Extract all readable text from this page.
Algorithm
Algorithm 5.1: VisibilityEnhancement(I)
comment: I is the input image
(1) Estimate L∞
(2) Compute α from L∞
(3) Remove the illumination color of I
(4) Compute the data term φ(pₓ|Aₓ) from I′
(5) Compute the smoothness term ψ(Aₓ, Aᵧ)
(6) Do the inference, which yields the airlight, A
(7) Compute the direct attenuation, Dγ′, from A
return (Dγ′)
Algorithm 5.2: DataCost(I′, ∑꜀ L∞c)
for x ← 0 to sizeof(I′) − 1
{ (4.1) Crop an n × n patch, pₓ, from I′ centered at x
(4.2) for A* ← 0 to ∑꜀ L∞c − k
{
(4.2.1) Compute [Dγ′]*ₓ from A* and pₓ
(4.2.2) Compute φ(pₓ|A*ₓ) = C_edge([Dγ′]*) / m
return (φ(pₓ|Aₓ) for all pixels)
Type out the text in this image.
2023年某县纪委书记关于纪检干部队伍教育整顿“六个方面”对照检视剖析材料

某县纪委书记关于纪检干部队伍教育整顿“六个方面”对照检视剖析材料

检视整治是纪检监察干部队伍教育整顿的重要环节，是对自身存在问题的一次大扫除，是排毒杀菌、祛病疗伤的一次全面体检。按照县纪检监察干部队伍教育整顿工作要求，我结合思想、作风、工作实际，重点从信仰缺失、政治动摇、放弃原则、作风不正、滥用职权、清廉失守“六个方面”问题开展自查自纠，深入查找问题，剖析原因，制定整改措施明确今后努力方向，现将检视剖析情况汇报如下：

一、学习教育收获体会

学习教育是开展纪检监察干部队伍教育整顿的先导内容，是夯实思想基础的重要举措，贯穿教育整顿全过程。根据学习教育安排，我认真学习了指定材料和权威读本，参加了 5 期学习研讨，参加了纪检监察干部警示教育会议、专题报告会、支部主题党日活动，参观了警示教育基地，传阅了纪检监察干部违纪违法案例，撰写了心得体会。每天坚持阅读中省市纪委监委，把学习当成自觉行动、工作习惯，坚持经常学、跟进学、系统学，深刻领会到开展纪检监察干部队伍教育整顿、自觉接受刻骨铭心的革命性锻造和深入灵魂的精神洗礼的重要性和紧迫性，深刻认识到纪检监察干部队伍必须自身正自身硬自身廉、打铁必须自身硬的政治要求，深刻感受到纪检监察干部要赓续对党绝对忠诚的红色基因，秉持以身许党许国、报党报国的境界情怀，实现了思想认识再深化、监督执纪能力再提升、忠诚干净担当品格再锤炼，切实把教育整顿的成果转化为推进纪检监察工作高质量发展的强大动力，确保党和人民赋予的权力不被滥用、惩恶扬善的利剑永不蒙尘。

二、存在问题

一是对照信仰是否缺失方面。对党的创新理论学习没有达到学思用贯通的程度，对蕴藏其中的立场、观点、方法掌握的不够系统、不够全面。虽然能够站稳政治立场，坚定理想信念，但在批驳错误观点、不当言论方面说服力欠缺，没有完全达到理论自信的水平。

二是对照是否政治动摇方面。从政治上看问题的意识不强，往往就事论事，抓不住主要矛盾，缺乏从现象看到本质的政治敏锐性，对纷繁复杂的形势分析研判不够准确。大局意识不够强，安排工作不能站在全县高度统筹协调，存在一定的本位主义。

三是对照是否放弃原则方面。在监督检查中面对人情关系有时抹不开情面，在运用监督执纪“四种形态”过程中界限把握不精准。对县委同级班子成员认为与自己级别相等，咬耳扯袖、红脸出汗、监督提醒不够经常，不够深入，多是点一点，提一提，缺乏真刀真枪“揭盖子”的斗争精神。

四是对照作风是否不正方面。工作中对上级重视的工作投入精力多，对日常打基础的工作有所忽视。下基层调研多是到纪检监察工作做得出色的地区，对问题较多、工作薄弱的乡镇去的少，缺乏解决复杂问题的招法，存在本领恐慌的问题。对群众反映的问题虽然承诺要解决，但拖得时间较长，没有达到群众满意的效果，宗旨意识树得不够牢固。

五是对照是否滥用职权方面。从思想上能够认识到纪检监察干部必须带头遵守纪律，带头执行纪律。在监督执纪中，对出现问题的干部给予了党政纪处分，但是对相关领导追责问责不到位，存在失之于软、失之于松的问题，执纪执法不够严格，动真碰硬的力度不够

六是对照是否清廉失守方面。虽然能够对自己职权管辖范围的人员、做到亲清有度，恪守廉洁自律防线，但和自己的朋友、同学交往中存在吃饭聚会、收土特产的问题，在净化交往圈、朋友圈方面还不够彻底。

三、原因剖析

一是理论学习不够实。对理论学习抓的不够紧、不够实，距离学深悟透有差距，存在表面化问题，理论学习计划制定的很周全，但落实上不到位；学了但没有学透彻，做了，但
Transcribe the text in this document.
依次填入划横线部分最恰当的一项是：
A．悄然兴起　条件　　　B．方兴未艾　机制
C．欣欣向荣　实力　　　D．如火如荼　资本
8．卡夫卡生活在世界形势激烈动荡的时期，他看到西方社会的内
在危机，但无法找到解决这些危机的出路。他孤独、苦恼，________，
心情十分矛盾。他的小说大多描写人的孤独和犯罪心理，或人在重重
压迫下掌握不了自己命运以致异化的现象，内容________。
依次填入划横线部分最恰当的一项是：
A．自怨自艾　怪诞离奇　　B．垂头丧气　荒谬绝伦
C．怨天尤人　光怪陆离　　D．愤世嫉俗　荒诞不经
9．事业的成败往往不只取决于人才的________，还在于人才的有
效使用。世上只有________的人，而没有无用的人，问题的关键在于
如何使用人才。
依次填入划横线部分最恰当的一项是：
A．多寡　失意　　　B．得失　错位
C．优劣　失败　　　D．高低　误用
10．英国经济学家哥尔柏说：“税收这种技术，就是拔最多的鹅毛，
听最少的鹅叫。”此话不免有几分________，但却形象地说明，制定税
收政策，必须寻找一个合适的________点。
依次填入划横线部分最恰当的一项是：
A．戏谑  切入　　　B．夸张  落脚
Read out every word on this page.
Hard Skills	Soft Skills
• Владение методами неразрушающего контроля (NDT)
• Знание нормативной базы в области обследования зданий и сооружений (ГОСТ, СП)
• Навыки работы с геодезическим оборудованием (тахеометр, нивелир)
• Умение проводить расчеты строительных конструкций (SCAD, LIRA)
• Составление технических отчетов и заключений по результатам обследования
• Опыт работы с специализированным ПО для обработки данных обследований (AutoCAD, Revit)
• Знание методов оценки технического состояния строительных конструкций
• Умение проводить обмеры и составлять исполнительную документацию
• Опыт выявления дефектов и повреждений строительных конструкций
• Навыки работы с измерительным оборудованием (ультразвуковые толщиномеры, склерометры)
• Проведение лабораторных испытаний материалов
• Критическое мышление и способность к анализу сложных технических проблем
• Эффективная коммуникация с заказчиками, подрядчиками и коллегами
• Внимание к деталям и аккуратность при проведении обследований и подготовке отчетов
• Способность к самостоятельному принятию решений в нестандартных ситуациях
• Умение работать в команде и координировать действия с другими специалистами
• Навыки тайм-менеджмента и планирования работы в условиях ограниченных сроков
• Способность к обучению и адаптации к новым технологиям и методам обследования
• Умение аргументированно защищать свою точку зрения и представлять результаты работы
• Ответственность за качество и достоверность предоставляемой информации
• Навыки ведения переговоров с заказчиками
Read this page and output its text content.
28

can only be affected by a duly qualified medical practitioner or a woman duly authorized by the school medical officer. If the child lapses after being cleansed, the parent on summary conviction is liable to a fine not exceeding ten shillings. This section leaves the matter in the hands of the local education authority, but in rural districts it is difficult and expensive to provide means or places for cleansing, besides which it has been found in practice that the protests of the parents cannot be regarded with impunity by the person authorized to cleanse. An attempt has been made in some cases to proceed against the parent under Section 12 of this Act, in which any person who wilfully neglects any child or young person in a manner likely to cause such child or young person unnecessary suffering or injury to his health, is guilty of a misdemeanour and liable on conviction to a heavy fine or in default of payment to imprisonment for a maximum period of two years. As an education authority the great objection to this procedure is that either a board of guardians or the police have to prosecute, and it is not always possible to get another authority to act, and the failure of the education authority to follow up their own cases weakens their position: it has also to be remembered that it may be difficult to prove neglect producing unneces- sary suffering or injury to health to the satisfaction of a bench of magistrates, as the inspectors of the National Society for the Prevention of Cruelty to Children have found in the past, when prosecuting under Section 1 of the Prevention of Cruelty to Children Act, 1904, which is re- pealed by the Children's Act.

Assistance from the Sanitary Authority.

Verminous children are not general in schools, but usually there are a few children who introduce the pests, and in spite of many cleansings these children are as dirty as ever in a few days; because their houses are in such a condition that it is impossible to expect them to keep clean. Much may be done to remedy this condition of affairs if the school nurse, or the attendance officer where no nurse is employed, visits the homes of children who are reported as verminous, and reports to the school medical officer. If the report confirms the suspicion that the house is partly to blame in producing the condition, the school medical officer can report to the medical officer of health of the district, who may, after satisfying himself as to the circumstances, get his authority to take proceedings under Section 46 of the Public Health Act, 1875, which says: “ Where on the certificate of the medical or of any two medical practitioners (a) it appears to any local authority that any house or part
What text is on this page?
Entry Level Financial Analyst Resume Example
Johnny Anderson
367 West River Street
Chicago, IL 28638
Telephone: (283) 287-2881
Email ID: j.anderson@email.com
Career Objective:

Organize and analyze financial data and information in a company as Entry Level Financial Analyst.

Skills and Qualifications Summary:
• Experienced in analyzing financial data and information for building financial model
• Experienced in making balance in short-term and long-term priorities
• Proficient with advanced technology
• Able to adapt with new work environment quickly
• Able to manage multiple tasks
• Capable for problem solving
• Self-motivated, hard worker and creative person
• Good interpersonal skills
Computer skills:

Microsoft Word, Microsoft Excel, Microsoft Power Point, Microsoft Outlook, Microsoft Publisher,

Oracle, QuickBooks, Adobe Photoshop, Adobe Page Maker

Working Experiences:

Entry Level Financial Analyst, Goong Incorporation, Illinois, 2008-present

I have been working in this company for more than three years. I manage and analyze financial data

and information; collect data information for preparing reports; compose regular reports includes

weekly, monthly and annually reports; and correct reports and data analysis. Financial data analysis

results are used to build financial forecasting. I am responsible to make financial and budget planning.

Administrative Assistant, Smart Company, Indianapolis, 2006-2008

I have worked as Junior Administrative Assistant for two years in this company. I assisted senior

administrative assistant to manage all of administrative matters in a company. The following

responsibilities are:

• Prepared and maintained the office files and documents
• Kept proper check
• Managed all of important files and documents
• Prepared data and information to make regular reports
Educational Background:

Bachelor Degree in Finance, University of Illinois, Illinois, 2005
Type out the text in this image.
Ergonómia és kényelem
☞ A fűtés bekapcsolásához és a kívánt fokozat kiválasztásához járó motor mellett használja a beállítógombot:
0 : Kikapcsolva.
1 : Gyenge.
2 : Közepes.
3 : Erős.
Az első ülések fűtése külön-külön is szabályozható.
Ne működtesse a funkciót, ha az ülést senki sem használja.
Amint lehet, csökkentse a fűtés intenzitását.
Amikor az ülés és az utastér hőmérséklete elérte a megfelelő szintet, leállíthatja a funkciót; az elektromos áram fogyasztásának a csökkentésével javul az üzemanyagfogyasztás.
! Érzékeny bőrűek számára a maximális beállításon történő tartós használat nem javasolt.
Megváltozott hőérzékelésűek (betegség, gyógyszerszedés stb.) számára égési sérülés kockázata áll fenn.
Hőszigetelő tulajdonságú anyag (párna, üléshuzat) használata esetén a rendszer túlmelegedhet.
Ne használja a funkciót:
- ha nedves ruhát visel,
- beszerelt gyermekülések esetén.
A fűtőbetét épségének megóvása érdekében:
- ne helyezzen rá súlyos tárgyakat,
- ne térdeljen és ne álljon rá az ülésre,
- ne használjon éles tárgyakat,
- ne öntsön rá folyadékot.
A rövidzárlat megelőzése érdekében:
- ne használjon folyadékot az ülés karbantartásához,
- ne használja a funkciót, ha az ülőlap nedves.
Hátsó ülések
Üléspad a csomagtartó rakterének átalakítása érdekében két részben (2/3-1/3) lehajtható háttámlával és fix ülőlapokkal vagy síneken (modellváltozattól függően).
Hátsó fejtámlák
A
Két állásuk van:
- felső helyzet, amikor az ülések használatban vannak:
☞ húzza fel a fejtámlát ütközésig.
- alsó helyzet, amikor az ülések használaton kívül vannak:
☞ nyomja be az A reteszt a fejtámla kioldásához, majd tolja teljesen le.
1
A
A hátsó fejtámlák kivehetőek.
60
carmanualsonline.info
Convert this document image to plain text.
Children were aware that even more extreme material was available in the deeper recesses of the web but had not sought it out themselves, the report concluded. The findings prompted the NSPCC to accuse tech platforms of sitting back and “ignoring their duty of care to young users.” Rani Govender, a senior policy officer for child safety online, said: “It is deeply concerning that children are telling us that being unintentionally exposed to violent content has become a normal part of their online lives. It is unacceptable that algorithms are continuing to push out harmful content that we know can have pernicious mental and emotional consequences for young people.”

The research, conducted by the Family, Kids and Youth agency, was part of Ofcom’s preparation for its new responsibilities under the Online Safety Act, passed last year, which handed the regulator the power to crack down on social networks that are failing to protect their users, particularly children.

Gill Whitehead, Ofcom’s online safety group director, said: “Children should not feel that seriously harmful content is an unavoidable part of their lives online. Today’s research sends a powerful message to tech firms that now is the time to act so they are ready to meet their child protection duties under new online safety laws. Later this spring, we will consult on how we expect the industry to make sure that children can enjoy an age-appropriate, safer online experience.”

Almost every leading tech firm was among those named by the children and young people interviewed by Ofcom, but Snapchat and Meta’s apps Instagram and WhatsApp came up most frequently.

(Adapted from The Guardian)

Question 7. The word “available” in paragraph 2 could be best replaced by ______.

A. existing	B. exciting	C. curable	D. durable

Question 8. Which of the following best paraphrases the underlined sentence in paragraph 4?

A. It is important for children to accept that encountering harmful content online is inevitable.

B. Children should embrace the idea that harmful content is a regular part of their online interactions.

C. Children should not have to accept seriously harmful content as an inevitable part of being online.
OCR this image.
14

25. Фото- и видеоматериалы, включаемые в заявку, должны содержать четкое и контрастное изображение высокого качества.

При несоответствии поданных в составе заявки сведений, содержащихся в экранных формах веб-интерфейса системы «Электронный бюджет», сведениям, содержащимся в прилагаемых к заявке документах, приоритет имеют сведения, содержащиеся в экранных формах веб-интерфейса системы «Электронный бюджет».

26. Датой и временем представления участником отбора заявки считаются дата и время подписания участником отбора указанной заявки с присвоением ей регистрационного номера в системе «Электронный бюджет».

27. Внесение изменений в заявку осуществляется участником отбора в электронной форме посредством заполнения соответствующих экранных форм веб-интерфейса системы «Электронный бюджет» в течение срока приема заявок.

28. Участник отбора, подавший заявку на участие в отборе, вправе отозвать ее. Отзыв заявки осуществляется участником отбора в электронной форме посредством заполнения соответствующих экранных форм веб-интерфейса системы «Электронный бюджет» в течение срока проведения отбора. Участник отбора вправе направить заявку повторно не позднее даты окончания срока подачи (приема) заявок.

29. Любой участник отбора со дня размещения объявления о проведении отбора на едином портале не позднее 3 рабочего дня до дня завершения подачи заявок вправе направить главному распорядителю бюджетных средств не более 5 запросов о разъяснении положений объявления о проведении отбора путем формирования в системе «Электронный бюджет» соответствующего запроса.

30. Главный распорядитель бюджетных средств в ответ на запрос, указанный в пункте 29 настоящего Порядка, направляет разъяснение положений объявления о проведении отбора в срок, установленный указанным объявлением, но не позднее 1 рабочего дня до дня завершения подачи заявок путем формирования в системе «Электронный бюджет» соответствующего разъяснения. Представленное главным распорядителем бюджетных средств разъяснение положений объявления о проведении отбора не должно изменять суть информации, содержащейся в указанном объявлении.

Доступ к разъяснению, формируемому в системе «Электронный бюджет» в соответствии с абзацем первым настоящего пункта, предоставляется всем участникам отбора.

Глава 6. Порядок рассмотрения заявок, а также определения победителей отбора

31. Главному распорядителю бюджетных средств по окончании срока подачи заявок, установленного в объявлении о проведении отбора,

==*==

# What is asked:
Gather, from the listing above, every line carrying the word "Опыт".

# Answer to the task:
• Опыт работы с специализированным ПО для обработки данных обследований (AutoCAD, Revit)
• Опыт выявления дефектов и повреждений строительных конструкций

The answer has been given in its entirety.